Recorded data:
☆ ☆ ☆ ☆

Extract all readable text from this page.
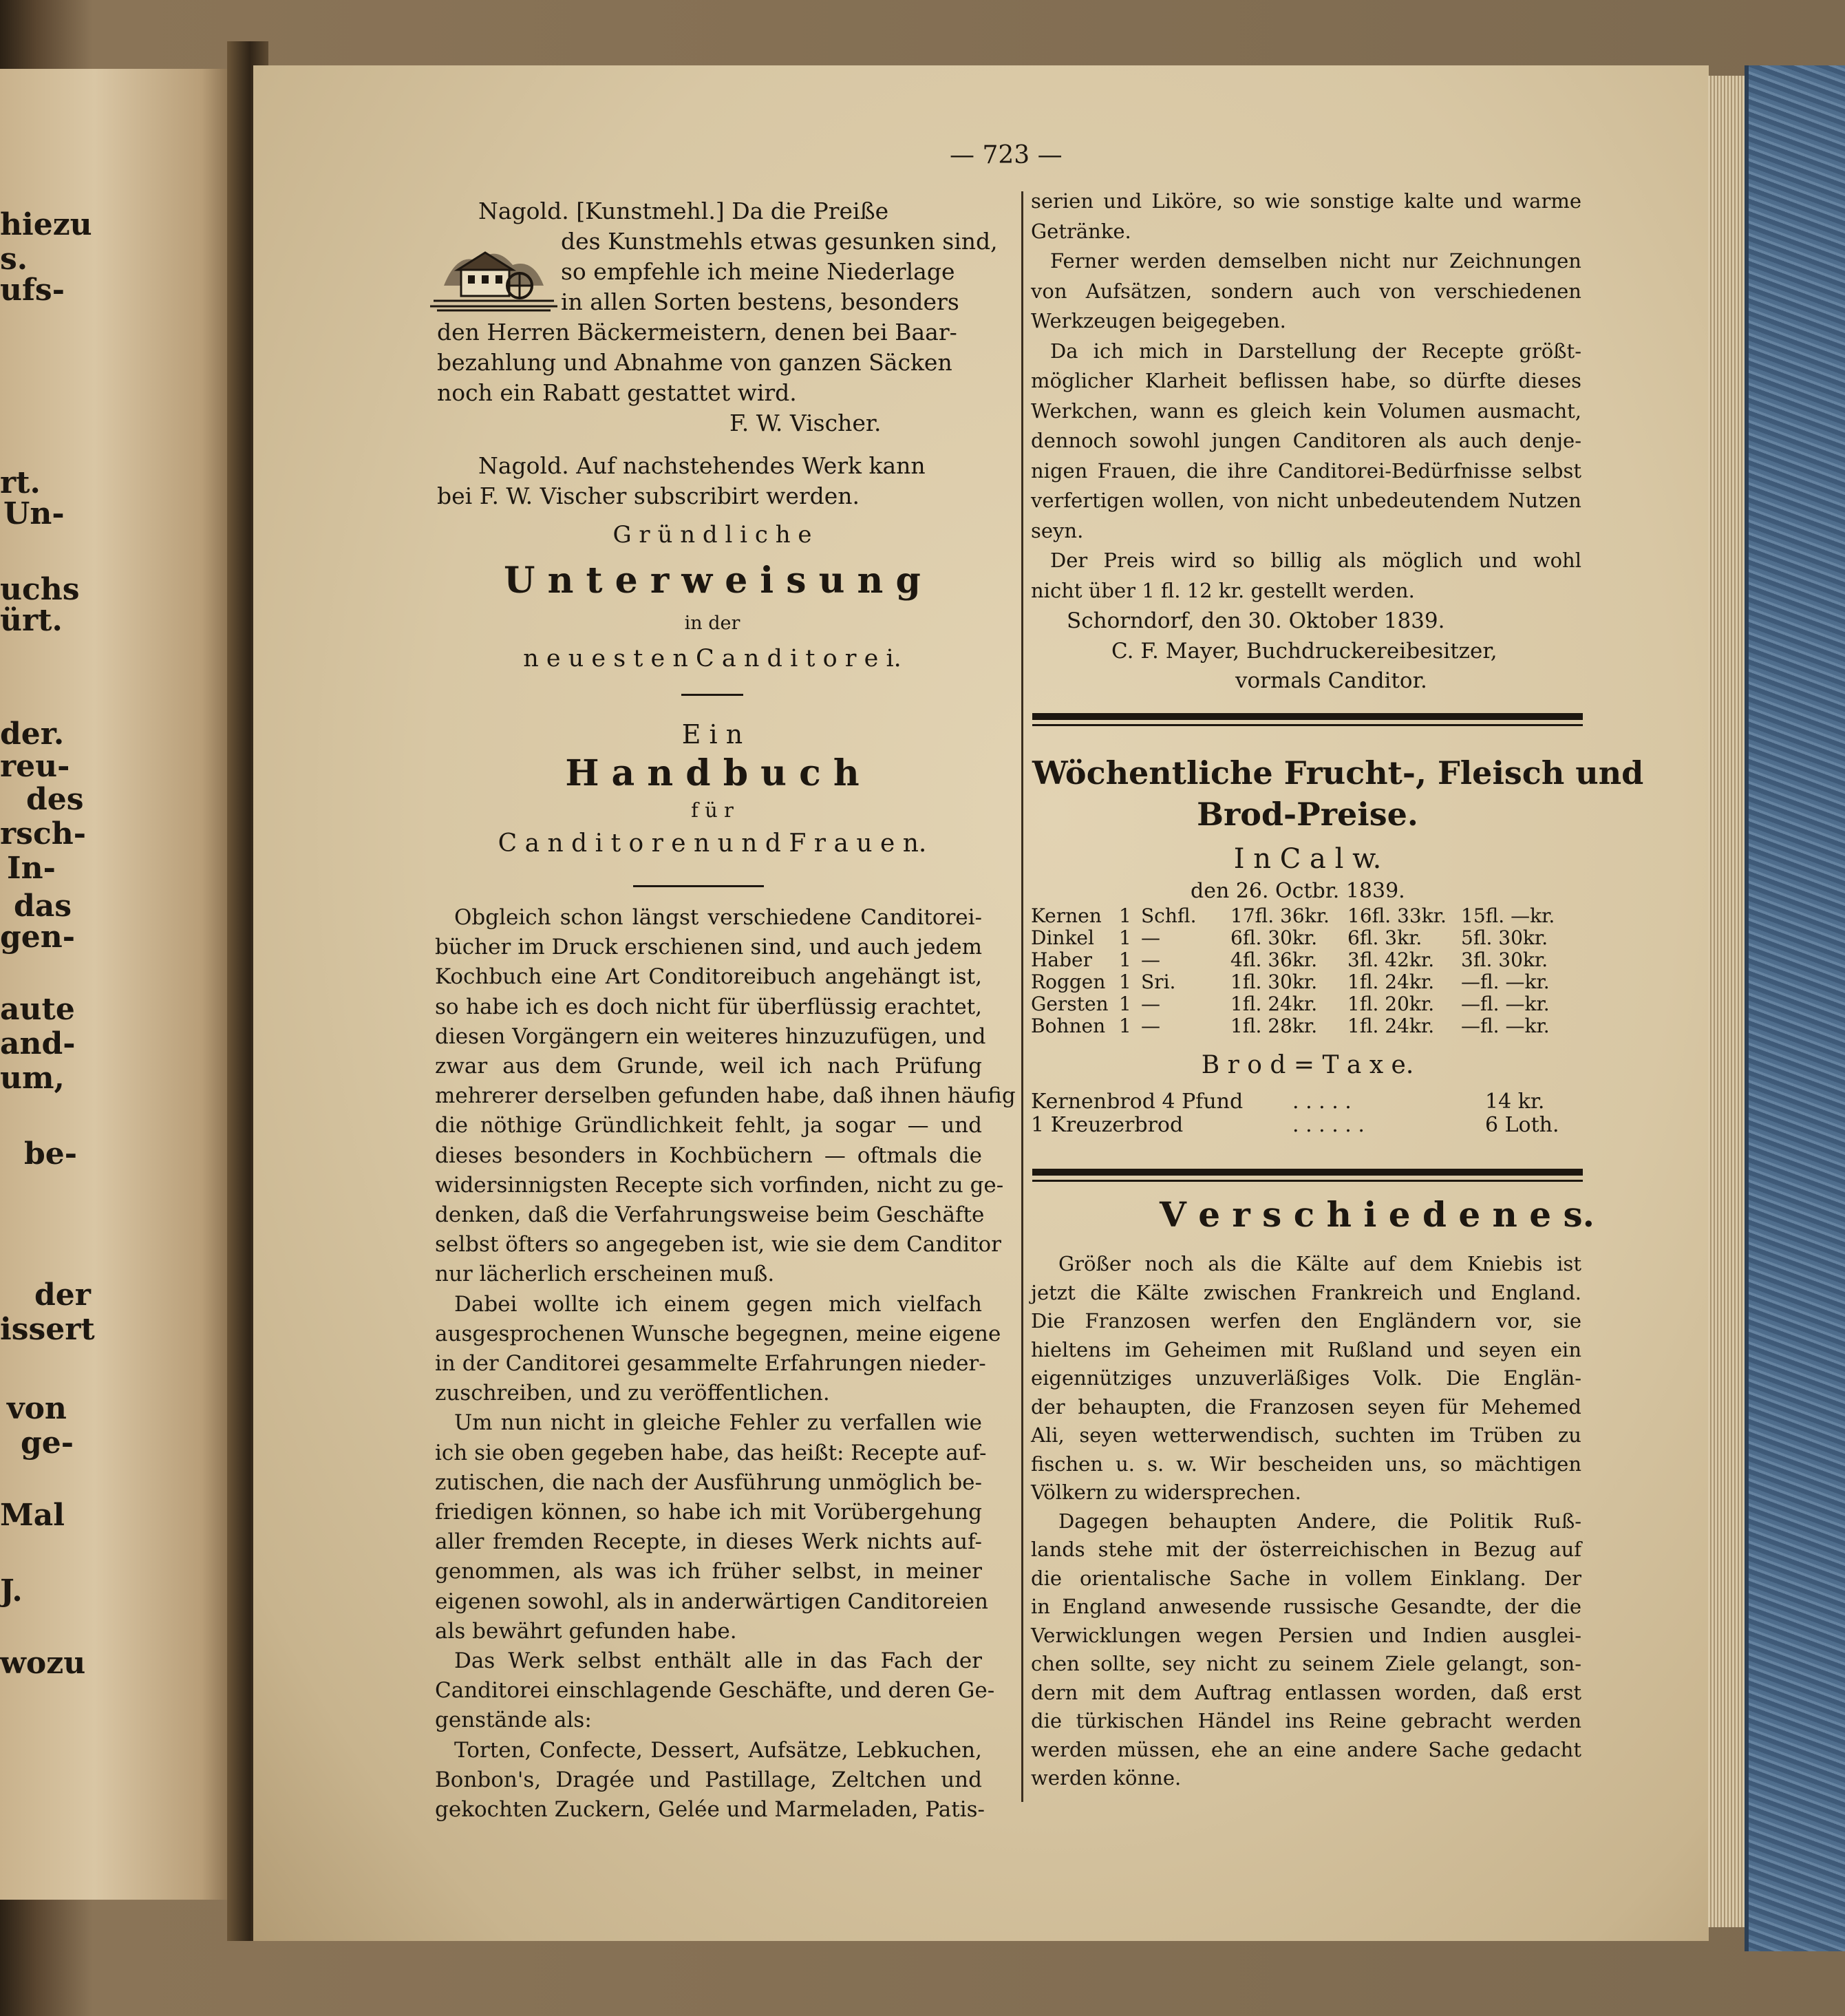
hiezu
s.
ufs-
rt.
Un-
uchs
ürt.
der.
reu-
des
rsch-
In-
das
gen-
aute
and-
um,
be-
der
issert
von
ge-
Mal
J.
wozu
— 723 —
Nagold. [Kunstmehl.] Da die Preiße
des Kunstmehls etwas gesunken sind,
so empfehle ich meine Niederlage
in allen Sorten bestens, besonders
den Herren Bäckermeistern, denen bei Baar-
bezahlung und Abnahme von ganzen Säcken
noch ein Rabatt gestattet wird.
F. W. Vischer.
Nagold. Auf nachstehendes Werk kann
bei F. W. Vischer subscribirt werden.
G r ü n d l i c h e
U n t e r w e i s u n g
in der
n e u e s t e n C a n d i t o r e i.
E i n
H a n d b u c h
f ü r
C a n d i t o r e n u n d F r a u e n.
Wöchentliche Frucht-, Fleisch und
Brod-Preise.
I n C a l w.
den 26. Octbr. 1839.
B r o d = T a x e.
V e r s c h i e d e n e s.
Obgleich schon längst verschiedene Canditorei-
bücher im Druck erschienen sind, und auch jedem
Kochbuch eine Art Conditoreibuch angehängt ist,
so habe ich es doch nicht für überflüssig erachtet,
diesen Vorgängern ein weiteres hinzuzufügen, und
zwar aus dem Grunde, weil ich nach Prüfung
mehrerer derselben gefunden habe, daß ihnen häufig
die nöthige Gründlichkeit fehlt, ja sogar — und
dieses besonders in Kochbüchern — oftmals die
widersinnigsten Recepte sich vorfinden, nicht zu ge-
denken, daß die Verfahrungsweise beim Geschäfte
selbst öfters so angegeben ist, wie sie dem Canditor
nur lächerlich erscheinen muß.
Dabei wollte ich einem gegen mich vielfach
ausgesprochenen Wunsche begegnen, meine eigene
in der Canditorei gesammelte Erfahrungen nieder-
zuschreiben, und zu veröffentlichen.
Um nun nicht in gleiche Fehler zu verfallen wie
ich sie oben gegeben habe, das heißt: Recepte auf-
zutischen, die nach der Ausführung unmöglich be-
friedigen können, so habe ich mit Vorübergehung
aller fremden Recepte, in dieses Werk nichts auf-
genommen, als was ich früher selbst, in meiner
eigenen sowohl, als in anderwärtigen Canditoreien
als bewährt gefunden habe.
Das Werk selbst enthält alle in das Fach der
Canditorei einschlagende Geschäfte, und deren Ge-
genstände als:
Torten, Confecte, Dessert, Aufsätze, Lebkuchen,
Bonbon's, Dragée und Pastillage, Zeltchen und
gekochten Zuckern, Gelée und Marmeladen, Patis-
serien und Liköre, so wie sonstige kalte und warme
Getränke.
Ferner werden demselben nicht nur Zeichnungen
von Aufsätzen, sondern auch von verschiedenen
Werkzeugen beigegeben.
Da ich mich in Darstellung der Recepte größt-
möglicher Klarheit beflissen habe, so dürfte dieses
Werkchen, wann es gleich kein Volumen ausmacht,
dennoch sowohl jungen Canditoren als auch denje-
nigen Frauen, die ihre Canditorei-Bedürfnisse selbst
verfertigen wollen, von nicht unbedeutendem Nutzen
seyn.
Der Preis wird so billig als möglich und wohl
nicht über 1 fl. 12 kr. gestellt werden.
Schorndorf, den 30. Oktober 1839.
C. F. Mayer, Buchdruckereibesitzer,
vormals Canditor.
Kernen 1 Schfl. 17fl. 36kr. 16fl. 33kr. 15fl. —kr.
Dinkel 1 —	6fl. 30kr. 6fl. 3kr. 5fl. 30kr.
Haber 1 —	4fl. 36kr. 3fl. 42kr. 3fl. 30kr.
Roggen 1 Sri.	1fl. 30kr. 1fl. 24kr. —fl. —kr.
Gersten 1 —	1fl. 24kr. 1fl. 20kr. —fl. —kr.
Bohnen 1 —	1fl. 28kr. 1fl. 24kr. —fl. —kr.
Kernenbrod 4 Pfund . . . . .	14 kr.
1 Kreuzerbrod	. . . . . .	6 Loth.
Größer noch als die Kälte auf dem Kniebis ist
jetzt die Kälte zwischen Frankreich und England.
Die Franzosen werfen den Engländern vor, sie
hieltens im Geheimen mit Rußland und seyen ein
eigennütziges unzuverläßiges Volk. Die Englän-
der behaupten, die Franzosen seyen für Mehemed
Ali, seyen wetterwendisch, suchten im Trüben zu
fischen u. s. w. Wir bescheiden uns, so mächtigen
Völkern zu widersprechen.
Dagegen behaupten Andere, die Politik Ruß-
lands stehe mit der österreichischen in Bezug auf
die orientalische Sache in vollem Einklang. Der
in England anwesende russische Gesandte, der die
Verwicklungen wegen Persien und Indien ausglei-
chen sollte, sey nicht zu seinem Ziele gelangt, son-
dern mit dem Auftrag entlassen worden, daß erst
die türkischen Händel ins Reine gebracht werden
werden müssen, ehe an eine andere Sache gedacht
werden könne.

☆ ☆ ☆ ☆

Task details: Your task is to repeat the entries above exactly, omitting the pictures.

Response to this exercise:
Extract all readable text from this page.
hiezu
s.
ufs-
rt.
Un-
uchs
ürt.
der.
reu-
des
rsch-
In-
das
gen-
aute
and-
um,
be-
der
issert
von
ge-
Mal
J.
wozu
— 723 —
Nagold. [Kunstmehl.] Da die Preiße
des Kunstmehls etwas gesunken sind,
so empfehle ich meine Niederlage
in allen Sorten bestens, besonders
den Herren Bäckermeistern, denen bei Baar-
bezahlung und Abnahme von ganzen Säcken
noch ein Rabatt gestattet wird.
F. W. Vischer.
Nagold. Auf nachstehendes Werk kann
bei F. W. Vischer subscribirt werden.
G r ü n d l i c h e
U n t e r w e i s u n g
in der
n e u e s t e n C a n d i t o r e i.
E i n
H a n d b u c h
f ü r
C a n d i t o r e n u n d F r a u e n.
Wöchentliche Frucht-, Fleisch und
Brod-Preise.
I n C a l w.
den 26. Octbr. 1839.
B r o d = T a x e.
V e r s c h i e d e n e s.
Obgleich schon längst verschiedene Canditorei-
bücher im Druck erschienen sind, und auch jedem
Kochbuch eine Art Conditoreibuch angehängt ist,
so habe ich es doch nicht für überflüssig erachtet,
diesen Vorgängern ein weiteres hinzuzufügen, und
zwar aus dem Grunde, weil ich nach Prüfung
mehrerer derselben gefunden habe, daß ihnen häufig
die nöthige Gründlichkeit fehlt, ja sogar — und
dieses besonders in Kochbüchern — oftmals die
widersinnigsten Recepte sich vorfinden, nicht zu ge-
denken, daß die Verfahrungsweise beim Geschäfte
selbst öfters so angegeben ist, wie sie dem Canditor
nur lächerlich erscheinen muß.
Dabei wollte ich einem gegen mich vielfach
ausgesprochenen Wunsche begegnen, meine eigene
in der Canditorei gesammelte Erfahrungen nieder-
zuschreiben, und zu veröffentlichen.
Um nun nicht in gleiche Fehler zu verfallen wie
ich sie oben gegeben habe, das heißt: Recepte auf-
zutischen, die nach der Ausführung unmöglich be-
friedigen können, so habe ich mit Vorübergehung
aller fremden Recepte, in dieses Werk nichts auf-
genommen, als was ich früher selbst, in meiner
eigenen sowohl, als in anderwärtigen Canditoreien
als bewährt gefunden habe.
Das Werk selbst enthält alle in das Fach der
Canditorei einschlagende Geschäfte, und deren Ge-
genstände als:
Torten, Confecte, Dessert, Aufsätze, Lebkuchen,
Bonbon's, Dragée und Pastillage, Zeltchen und
gekochten Zuckern, Gelée und Marmeladen, Patis-
serien und Liköre, so wie sonstige kalte und warme
Getränke.
Ferner werden demselben nicht nur Zeichnungen
von Aufsätzen, sondern auch von verschiedenen
Werkzeugen beigegeben.
Da ich mich in Darstellung der Recepte größt-
möglicher Klarheit beflissen habe, so dürfte dieses
Werkchen, wann es gleich kein Volumen ausmacht,
dennoch sowohl jungen Canditoren als auch denje-
nigen Frauen, die ihre Canditorei-Bedürfnisse selbst
verfertigen wollen, von nicht unbedeutendem Nutzen
seyn.
Der Preis wird so billig als möglich und wohl
nicht über 1 fl. 12 kr. gestellt werden.
Schorndorf, den 30. Oktober 1839.
C. F. Mayer, Buchdruckereibesitzer,
vormals Canditor.
Kernen 1 Schfl. 17fl. 36kr. 16fl. 33kr. 15fl. —kr.
Dinkel 1 —	6fl. 30kr. 6fl. 3kr. 5fl. 30kr.
Haber 1 —	4fl. 36kr. 3fl. 42kr. 3fl. 30kr.
Roggen 1 Sri.	1fl. 30kr. 1fl. 24kr. —fl. —kr.
Gersten 1 —	1fl. 24kr. 1fl. 20kr. —fl. —kr.
Bohnen 1 —	1fl. 28kr. 1fl. 24kr. —fl. —kr.
Kernenbrod 4 Pfund . . . . .	14 kr.
1 Kreuzerbrod	. . . . . .	6 Loth.
Größer noch als die Kälte auf dem Kniebis ist
jetzt die Kälte zwischen Frankreich und England.
Die Franzosen werfen den Engländern vor, sie
hieltens im Geheimen mit Rußland und seyen ein
eigennütziges unzuverläßiges Volk. Die Englän-
der behaupten, die Franzosen seyen für Mehemed
Ali, seyen wetterwendisch, suchten im Trüben zu
fischen u. s. w. Wir bescheiden uns, so mächtigen
Völkern zu widersprechen.
Dagegen behaupten Andere, die Politik Ruß-
lands stehe mit der österreichischen in Bezug auf
die orientalische Sache in vollem Einklang. Der
in England anwesende russische Gesandte, der die
Verwicklungen wegen Persien und Indien ausglei-
chen sollte, sey nicht zu seinem Ziele gelangt, son-
dern mit dem Auftrag entlassen worden, daß erst
die türkischen Händel ins Reine gebracht werden
werden müssen, ehe an eine andere Sache gedacht
werden könne.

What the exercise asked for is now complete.